DIRECTION A: Reproduce the rows word for word, beginning with the first row and stopping after the line that contains "- data-point[interactable]: [766, 1180, 796, 1210]".

8. As Good As it Gets
About a cranky old man who is redeemed through the kindness of his actions. There is something weightier about old people falling in love. They only have so many cracks at it you know. Such an unstable main character makes the movie partially maddening to watch. You never know when he will blow up a social situation or dig deep into his bag as a romantic fiction author and pull out a knockout one liner. That’s part of the fun of it. It is a story of loneliness and compromise. It makes you laugh and smile at situations where both are usually in short supply.
Relevance: 9/10
has the light tone and theming
Emotions: 7.5/10
Maddening and heartwarming
Quality: 8/10
There are really 3 main people in the movie and 2 of them won oscars
9. 10 Things I Hate About You
The sort of movie where it pays to not look too closely at the plot. Let it carry you from one classic high school teen movie backdrop to another. From locker filled hallways to huge parties in opulent homes and finally to the climax of all teen romcoms, prom. You’ll be charmed by the hodge podge array of characters. You won’t mistake them for realistic portrayals of teenagers, but their caricatures of classic tropes add drama, levity, and freshness to a familiar type of movie. Heath Ledger and his smile carry the movie for long stretches, but that is fine by me. He even throws in a bangin’ music number for good measure.

DATASET RECORDS:

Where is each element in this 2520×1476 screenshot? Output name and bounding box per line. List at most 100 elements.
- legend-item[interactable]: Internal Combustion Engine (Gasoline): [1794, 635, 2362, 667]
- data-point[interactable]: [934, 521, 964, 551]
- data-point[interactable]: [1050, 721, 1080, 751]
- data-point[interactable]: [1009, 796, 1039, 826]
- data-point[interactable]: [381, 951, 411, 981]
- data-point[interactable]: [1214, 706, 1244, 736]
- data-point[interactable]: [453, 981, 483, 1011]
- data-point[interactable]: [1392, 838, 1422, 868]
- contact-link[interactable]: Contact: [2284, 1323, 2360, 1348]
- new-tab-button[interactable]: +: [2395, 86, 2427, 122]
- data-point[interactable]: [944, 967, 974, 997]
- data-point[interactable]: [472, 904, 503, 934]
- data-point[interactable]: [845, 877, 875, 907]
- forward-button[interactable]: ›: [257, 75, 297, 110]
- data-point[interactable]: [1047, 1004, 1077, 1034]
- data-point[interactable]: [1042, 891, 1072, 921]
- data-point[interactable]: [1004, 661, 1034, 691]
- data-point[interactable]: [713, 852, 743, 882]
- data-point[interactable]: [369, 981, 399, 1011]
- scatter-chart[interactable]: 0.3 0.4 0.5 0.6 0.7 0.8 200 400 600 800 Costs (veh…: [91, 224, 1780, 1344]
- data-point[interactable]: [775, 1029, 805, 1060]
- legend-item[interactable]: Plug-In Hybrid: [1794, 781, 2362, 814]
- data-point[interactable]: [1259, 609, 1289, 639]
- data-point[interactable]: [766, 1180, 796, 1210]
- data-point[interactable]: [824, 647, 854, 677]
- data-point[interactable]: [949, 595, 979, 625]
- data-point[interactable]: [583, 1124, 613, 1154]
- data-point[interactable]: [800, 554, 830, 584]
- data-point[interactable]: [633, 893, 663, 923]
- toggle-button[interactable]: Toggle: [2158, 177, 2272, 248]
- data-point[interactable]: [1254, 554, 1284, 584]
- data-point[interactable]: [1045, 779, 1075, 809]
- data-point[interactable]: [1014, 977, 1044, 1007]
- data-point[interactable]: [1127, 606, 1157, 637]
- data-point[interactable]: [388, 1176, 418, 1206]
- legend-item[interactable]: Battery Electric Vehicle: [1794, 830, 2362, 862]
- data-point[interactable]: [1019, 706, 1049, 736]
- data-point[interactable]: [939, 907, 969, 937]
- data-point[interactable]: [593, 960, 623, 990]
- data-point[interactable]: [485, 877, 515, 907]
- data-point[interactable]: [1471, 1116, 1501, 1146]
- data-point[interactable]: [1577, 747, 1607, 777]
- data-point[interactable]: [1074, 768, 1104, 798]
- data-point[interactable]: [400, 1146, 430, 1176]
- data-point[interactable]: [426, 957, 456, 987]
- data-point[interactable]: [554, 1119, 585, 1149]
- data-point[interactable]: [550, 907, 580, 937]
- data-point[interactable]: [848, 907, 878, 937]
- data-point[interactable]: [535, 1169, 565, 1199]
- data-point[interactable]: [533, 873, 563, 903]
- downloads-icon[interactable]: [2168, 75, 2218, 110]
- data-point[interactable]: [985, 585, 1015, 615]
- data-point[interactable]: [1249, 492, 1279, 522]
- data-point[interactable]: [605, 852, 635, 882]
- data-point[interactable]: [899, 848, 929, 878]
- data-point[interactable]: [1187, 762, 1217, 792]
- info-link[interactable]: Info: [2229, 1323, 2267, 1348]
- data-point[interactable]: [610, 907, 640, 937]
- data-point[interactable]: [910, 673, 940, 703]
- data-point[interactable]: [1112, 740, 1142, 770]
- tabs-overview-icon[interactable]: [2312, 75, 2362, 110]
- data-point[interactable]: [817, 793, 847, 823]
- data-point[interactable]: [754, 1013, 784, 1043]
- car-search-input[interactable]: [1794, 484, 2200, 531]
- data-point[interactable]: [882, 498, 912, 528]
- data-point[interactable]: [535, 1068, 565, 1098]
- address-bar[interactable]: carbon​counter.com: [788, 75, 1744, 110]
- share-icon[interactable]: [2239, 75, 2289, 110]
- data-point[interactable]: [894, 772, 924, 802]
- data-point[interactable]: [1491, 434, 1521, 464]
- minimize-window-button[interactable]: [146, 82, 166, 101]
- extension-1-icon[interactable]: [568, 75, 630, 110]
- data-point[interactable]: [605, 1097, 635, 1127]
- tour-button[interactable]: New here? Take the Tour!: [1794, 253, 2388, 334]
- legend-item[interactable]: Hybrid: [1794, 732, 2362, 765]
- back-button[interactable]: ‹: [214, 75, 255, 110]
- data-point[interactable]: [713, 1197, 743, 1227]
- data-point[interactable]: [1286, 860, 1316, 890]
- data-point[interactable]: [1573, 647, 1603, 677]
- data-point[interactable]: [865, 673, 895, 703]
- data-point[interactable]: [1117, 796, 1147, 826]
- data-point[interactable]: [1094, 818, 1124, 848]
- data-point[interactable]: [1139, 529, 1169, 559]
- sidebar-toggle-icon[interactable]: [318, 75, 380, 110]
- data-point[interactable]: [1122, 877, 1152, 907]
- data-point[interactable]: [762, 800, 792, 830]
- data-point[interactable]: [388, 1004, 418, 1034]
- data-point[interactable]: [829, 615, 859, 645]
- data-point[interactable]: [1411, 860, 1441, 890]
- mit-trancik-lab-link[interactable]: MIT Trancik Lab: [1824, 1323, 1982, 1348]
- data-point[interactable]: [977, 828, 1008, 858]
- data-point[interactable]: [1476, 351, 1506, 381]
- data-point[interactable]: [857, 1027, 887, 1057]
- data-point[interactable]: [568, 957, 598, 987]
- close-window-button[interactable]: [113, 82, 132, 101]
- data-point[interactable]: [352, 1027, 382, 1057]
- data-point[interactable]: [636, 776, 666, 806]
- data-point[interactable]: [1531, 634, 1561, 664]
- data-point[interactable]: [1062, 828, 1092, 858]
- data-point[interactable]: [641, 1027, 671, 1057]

DIRECTION B: Summarize the movie review excerpt in two sentences.

COMPLETE RESPONSE A:
Where is each element in this 2520×1476 screenshot? Output name and bounding box per line. List at most 100 elements.
- legend-item[interactable]: Internal Combustion Engine (Gasoline): [1794, 635, 2362, 667]
- data-point[interactable]: [934, 521, 964, 551]
- data-point[interactable]: [1050, 721, 1080, 751]
- data-point[interactable]: [1009, 796, 1039, 826]
- data-point[interactable]: [381, 951, 411, 981]
- data-point[interactable]: [1214, 706, 1244, 736]
- data-point[interactable]: [453, 981, 483, 1011]
- data-point[interactable]: [1392, 838, 1422, 868]
- contact-link[interactable]: Contact: [2284, 1323, 2360, 1348]
- new-tab-button[interactable]: +: [2395, 86, 2427, 122]
- data-point[interactable]: [944, 967, 974, 997]
- data-point[interactable]: [472, 904, 503, 934]
- data-point[interactable]: [845, 877, 875, 907]
- forward-button[interactable]: ›: [257, 75, 297, 110]
- data-point[interactable]: [1047, 1004, 1077, 1034]
- data-point[interactable]: [1042, 891, 1072, 921]
- data-point[interactable]: [1004, 661, 1034, 691]
- data-point[interactable]: [713, 852, 743, 882]
- data-point[interactable]: [369, 981, 399, 1011]
- scatter-chart[interactable]: 0.3 0.4 0.5 0.6 0.7 0.8 200 400 600 800 Costs (veh…: [91, 224, 1780, 1344]
- data-point[interactable]: [775, 1029, 805, 1060]
- legend-item[interactable]: Plug-In Hybrid: [1794, 781, 2362, 814]
- data-point[interactable]: [1259, 609, 1289, 639]
- data-point[interactable]: [766, 1180, 796, 1210]

COMPLETE RESPONSE B: The excerpt describes As Good As it Gets as a maddening and heartwarming story of loneliness and compromise, in which a cranky old man is redeemed through the kindness of his actions, and rates it 9/10 for relevance, 7.5/10 for emotions and 8/10 for quality. It then presents 10 Things I Hate About You as a high school teen movie whose plot is best not examined closely, with charming caricatured characters and Heath Ledger carrying the movie for long stretches.